Leave out the pictures, then reproduce the rest of the material exactly.
## Start Given records
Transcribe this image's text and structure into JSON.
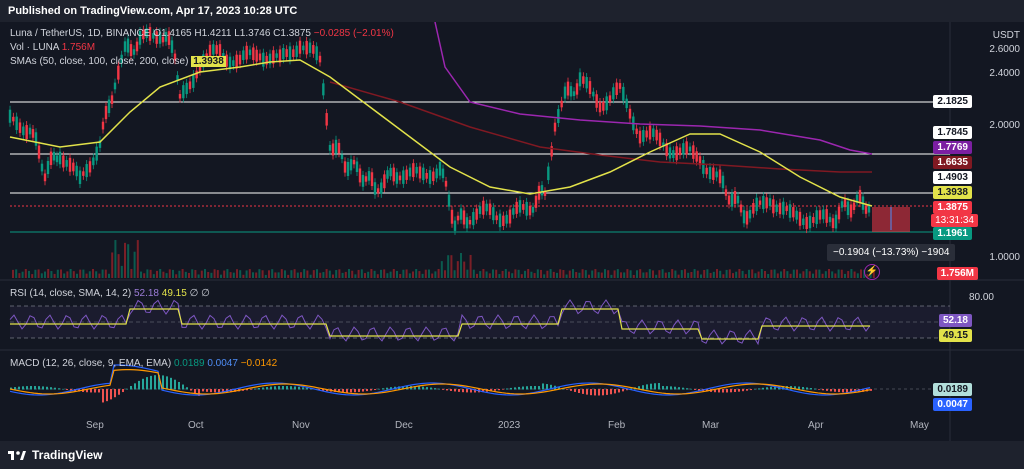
{
  "header": {
    "text": "Published on TradingView.com, Apr 17, 2023 10:28 UTC"
  },
  "legend": {
    "symbol": "Luna / TetherUS, 1D, BINANCE",
    "o": "O1.4165",
    "h": "H1.4211",
    "l": "L1.3746",
    "c": "C1.3875",
    "change": "−0.0285 (−2.01%)",
    "vol_label": "Vol · LUNA",
    "vol_value": "1.756M",
    "sma_label": "SMAs (50, close, 100, close, 200, close)",
    "sma_value": "1.3938",
    "rsi_label": "RSI (14, close, SMA, 14, 2)",
    "rsi_value": "52.18",
    "rsi_sma": "49.15",
    "rsi_extra": "∅ ∅",
    "macd_label": "MACD (12, 26, close, 9, EMA, EMA)",
    "macd_value": "0.0189",
    "macd_signal": "0.0047",
    "macd_hist": "−0.0142"
  },
  "price_axis": {
    "currency": "USDT",
    "ticks": [
      "2.6000",
      "2.4000",
      "2.0000",
      "1.0000"
    ],
    "tags": {
      "p2_1825": "2.1825",
      "p1_7845": "1.7845",
      "p1_7769": "1.7769",
      "p1_6635": "1.6635",
      "p1_4903": "1.4903",
      "p1_3938": "1.3938",
      "p1_3875": "1.3875",
      "countdown": "13:31:34",
      "p1_1961": "1.1961",
      "vol": "1.756M"
    }
  },
  "rsi_axis": {
    "tick": "80.00",
    "value": "52.18",
    "sma": "49.15"
  },
  "macd_axis": {
    "value": "0.0189",
    "signal": "0.0047"
  },
  "tooltip": "−0.1904 (−13.73%) −1904",
  "time_axis": [
    "Sep",
    "Oct",
    "Nov",
    "Dec",
    "2023",
    "Feb",
    "Mar",
    "Apr",
    "May"
  ],
  "footer": {
    "brand": "TradingView"
  },
  "colors": {
    "bg": "#131722",
    "up": "#089981",
    "down": "#f23645",
    "sma50": "#e2e24a",
    "sma100": "#801922",
    "sma200": "#9c27b0"
  }
}
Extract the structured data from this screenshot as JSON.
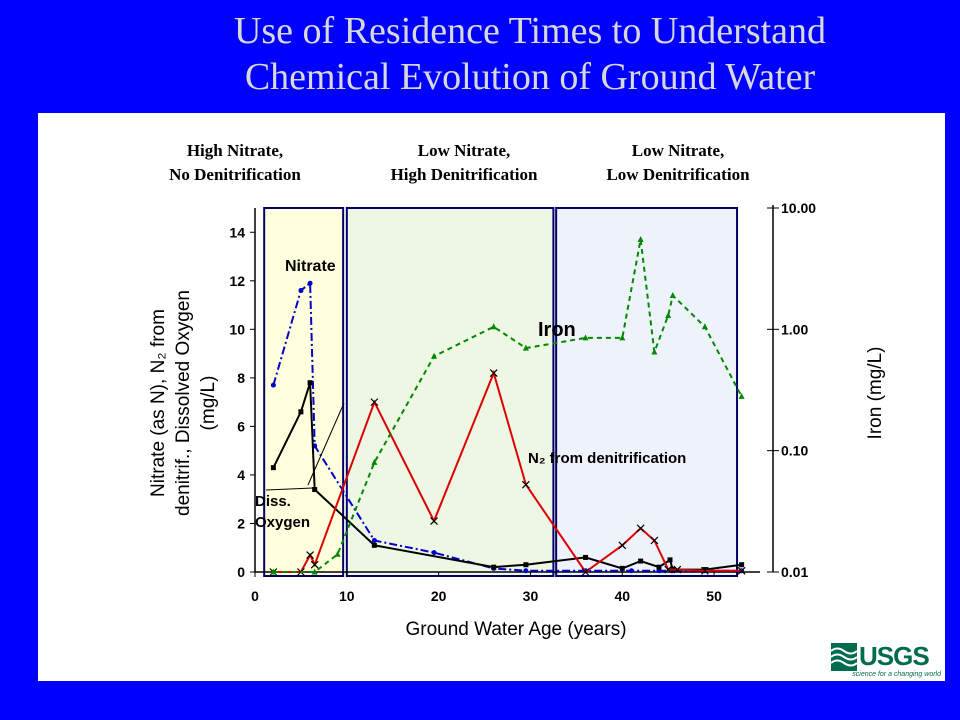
{
  "slide": {
    "title_line1": "Use of Residence Times to Understand",
    "title_line2": "Chemical Evolution of Ground Water"
  },
  "regions": [
    {
      "line1": "High Nitrate,",
      "line2": "No Denitrification",
      "fill": "#ffffdd"
    },
    {
      "line1": "Low Nitrate,",
      "line2": "High Denitrification",
      "fill": "#eef6e4"
    },
    {
      "line1": "Low Nitrate,",
      "line2": "Low Denitrification",
      "fill": "#eef2fb"
    }
  ],
  "logo": {
    "word": "USGS",
    "tagline": "science for a changing world",
    "color": "#006c4f"
  },
  "chart_data": {
    "type": "line",
    "xlabel": "Ground Water Age (years)",
    "ylabel_line1": "Nitrate (as N), N₂ from",
    "ylabel_line2": "denitrif., Dissolved Oxygen",
    "ylabel_line3": "(mg/L)",
    "y2label": "Iron (mg/L)",
    "xlim": [
      0,
      55
    ],
    "ylim": [
      0,
      15
    ],
    "y2lim": [
      0.01,
      10
    ],
    "y2scale": "log",
    "x_ticks": [
      "0",
      "10",
      "20",
      "30",
      "40",
      "50"
    ],
    "y_ticks": [
      "0",
      "2",
      "4",
      "6",
      "8",
      "10",
      "12",
      "14"
    ],
    "y2_ticks": [
      "0.01",
      "0.10",
      "1.00",
      "10.00"
    ],
    "region_bounds": [
      [
        1,
        9.6
      ],
      [
        10,
        32.5
      ],
      [
        32.8,
        52.5
      ]
    ],
    "annotations": {
      "nitrate": "Nitrate",
      "diss_oxygen_line1": "Diss.",
      "diss_oxygen_line2": "Oxygen",
      "iron": "Iron",
      "n2": "N₂ from denitrification"
    },
    "series": [
      {
        "key": "nitrate",
        "axis": "left",
        "color": "#0000cc",
        "dash": "8 3 2 3",
        "marker": "dot",
        "x": [
          2,
          5,
          6,
          6.5,
          13,
          19.5,
          26,
          29.5,
          36,
          41,
          44,
          45.5,
          49,
          53
        ],
        "y": [
          7.7,
          11.6,
          11.9,
          5.2,
          1.3,
          0.8,
          0.15,
          0.05,
          0.05,
          0.05,
          0.05,
          0.05,
          0.05,
          0.05
        ]
      },
      {
        "key": "dissolved_oxygen",
        "axis": "left",
        "color": "#000000",
        "dash": "",
        "marker": "square",
        "x": [
          2,
          5,
          6,
          6.5,
          13,
          26,
          29.5,
          36,
          40,
          42,
          44,
          45.2,
          45.5,
          49,
          53
        ],
        "y": [
          4.3,
          6.6,
          7.8,
          3.4,
          1.1,
          0.2,
          0.3,
          0.6,
          0.15,
          0.45,
          0.2,
          0.5,
          0.1,
          0.1,
          0.3
        ]
      },
      {
        "key": "n2_from_denitrification",
        "axis": "left",
        "color": "#dd0000",
        "dash": "",
        "marker": "x",
        "x": [
          2,
          5,
          6,
          6.5,
          13,
          19.5,
          26,
          29.5,
          36,
          40,
          42,
          43.5,
          45,
          46,
          49,
          53
        ],
        "y": [
          0,
          0,
          0.7,
          0.3,
          7,
          2.1,
          8.2,
          3.6,
          0,
          1.1,
          1.8,
          1.3,
          0.1,
          0.1,
          0.05,
          0.05
        ]
      },
      {
        "key": "iron",
        "axis": "right",
        "color": "#008800",
        "dash": "5 4",
        "marker": "triangle",
        "x": [
          2,
          6.5,
          9,
          13,
          19.5,
          26,
          29.5,
          36,
          40,
          42,
          43.5,
          45,
          45.5,
          49,
          53
        ],
        "y": [
          0.01,
          0.01,
          0.014,
          0.08,
          0.6,
          1.05,
          0.7,
          0.85,
          0.85,
          5.5,
          0.65,
          1.3,
          1.9,
          1.05,
          0.28
        ]
      }
    ]
  }
}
## End Given records
* Exercise answer
Transcribe this image's text and structure into JSON.
{
  "header": {
    "text": "Published on TradingView.com, Apr 17, 2023 10:28 UTC"
  },
  "legend": {
    "symbol": "Luna / TetherUS, 1D, BINANCE",
    "o": "O1.4165",
    "h": "H1.4211",
    "l": "L1.3746",
    "c": "C1.3875",
    "change": "−0.0285 (−2.01%)",
    "vol_label": "Vol · LUNA",
    "vol_value": "1.756M",
    "sma_label": "SMAs (50, close, 100, close, 200, close)",
    "sma_value": "1.3938",
    "rsi_label": "RSI (14, close, SMA, 14, 2)",
    "rsi_value": "52.18",
    "rsi_sma": "49.15",
    "rsi_extra": "∅ ∅",
    "macd_label": "MACD (12, 26, close, 9, EMA, EMA)",
    "macd_value": "0.0189",
    "macd_signal": "0.0047",
    "macd_hist": "−0.0142"
  },
  "price_axis": {
    "currency": "USDT",
    "ticks": [
      "2.6000",
      "2.4000",
      "2.0000",
      "1.0000"
    ],
    "tags": {
      "p2_1825": "2.1825",
      "p1_7845": "1.7845",
      "p1_7769": "1.7769",
      "p1_6635": "1.6635",
      "p1_4903": "1.4903",
      "p1_3938": "1.3938",
      "p1_3875": "1.3875",
      "countdown": "13:31:34",
      "p1_1961": "1.1961",
      "vol": "1.756M"
    }
  },
  "rsi_axis": {
    "tick": "80.00",
    "value": "52.18",
    "sma": "49.15"
  },
  "macd_axis": {
    "value": "0.0189",
    "signal": "0.0047"
  },
  "tooltip": "−0.1904 (−13.73%) −1904",
  "time_axis": [
    "Sep",
    "Oct",
    "Nov",
    "Dec",
    "2023",
    "Feb",
    "Mar",
    "Apr",
    "May"
  ],
  "footer": {
    "brand": "TradingView"
  },
  "colors": {
    "bg": "#131722",
    "up": "#089981",
    "down": "#f23645",
    "sma50": "#e2e24a",
    "sma100": "#801922",
    "sma200": "#9c27b0"
  }
}
Extract the structured data from this screenshot as JSON.
{
  "slide": {
    "title_line1": "Use of Residence Times to Understand",
    "title_line2": "Chemical Evolution of Ground Water"
  },
  "regions": [
    {
      "line1": "High Nitrate,",
      "line2": "No Denitrification",
      "fill": "#ffffdd"
    },
    {
      "line1": "Low Nitrate,",
      "line2": "High Denitrification",
      "fill": "#eef6e4"
    },
    {
      "line1": "Low Nitrate,",
      "line2": "Low Denitrification",
      "fill": "#eef2fb"
    }
  ],
  "logo": {
    "word": "USGS",
    "tagline": "science for a changing world",
    "color": "#006c4f"
  },
  "chart_data": {
    "type": "line",
    "xlabel": "Ground Water Age (years)",
    "ylabel_line1": "Nitrate (as N), N₂ from",
    "ylabel_line2": "denitrif., Dissolved Oxygen",
    "ylabel_line3": "(mg/L)",
    "y2label": "Iron (mg/L)",
    "xlim": [
      0,
      55
    ],
    "ylim": [
      0,
      15
    ],
    "y2lim": [
      0.01,
      10
    ],
    "y2scale": "log",
    "x_ticks": [
      "0",
      "10",
      "20",
      "30",
      "40",
      "50"
    ],
    "y_ticks": [
      "0",
      "2",
      "4",
      "6",
      "8",
      "10",
      "12",
      "14"
    ],
    "y2_ticks": [
      "0.01",
      "0.10",
      "1.00",
      "10.00"
    ],
    "region_bounds": [
      [
        1,
        9.6
      ],
      [
        10,
        32.5
      ],
      [
        32.8,
        52.5
      ]
    ],
    "annotations": {
      "nitrate": "Nitrate",
      "diss_oxygen_line1": "Diss.",
      "diss_oxygen_line2": "Oxygen",
      "iron": "Iron",
      "n2": "N₂ from denitrification"
    },
    "series": [
      {
        "key": "nitrate",
        "axis": "left",
        "color": "#0000cc",
        "dash": "8 3 2 3",
        "marker": "dot",
        "x": [
          2,
          5,
          6,
          6.5,
          13,
          19.5,
          26,
          29.5,
          36,
          41,
          44,
          45.5,
          49,
          53
        ],
        "y": [
          7.7,
          11.6,
          11.9,
          5.2,
          1.3,
          0.8,
          0.15,
          0.05,
          0.05,
          0.05,
          0.05,
          0.05,
          0.05,
          0.05
        ]
      },
      {
        "key": "dissolved_oxygen",
        "axis": "left",
        "color": "#000000",
        "dash": "",
        "marker": "square",
        "x": [
          2,
          5,
          6,
          6.5,
          13,
          26,
          29.5,
          36,
          40,
          42,
          44,
          45.2,
          45.5,
          49,
          53
        ],
        "y": [
          4.3,
          6.6,
          7.8,
          3.4,
          1.1,
          0.2,
          0.3,
          0.6,
          0.15,
          0.45,
          0.2,
          0.5,
          0.1,
          0.1,
          0.3
        ]
      },
      {
        "key": "n2_from_denitrification",
        "axis": "left",
        "color": "#dd0000",
        "dash": "",
        "marker": "x",
        "x": [
          2,
          5,
          6,
          6.5,
          13,
          19.5,
          26,
          29.5,
          36,
          40,
          42,
          43.5,
          45,
          46,
          49,
          53
        ],
        "y": [
          0,
          0,
          0.7,
          0.3,
          7,
          2.1,
          8.2,
          3.6,
          0,
          1.1,
          1.8,
          1.3,
          0.1,
          0.1,
          0.05,
          0.05
        ]
      },
      {
        "key": "iron",
        "axis": "right",
        "color": "#008800",
        "dash": "5 4",
        "marker": "triangle",
        "x": [
          2,
          6.5,
          9,
          13,
          19.5,
          26,
          29.5,
          36,
          40,
          42,
          43.5,
          45,
          45.5,
          49,
          53
        ],
        "y": [
          0.01,
          0.01,
          0.014,
          0.08,
          0.6,
          1.05,
          0.7,
          0.85,
          0.85,
          5.5,
          0.65,
          1.3,
          1.9,
          1.05,
          0.28
        ]
      }
    ]
  }
}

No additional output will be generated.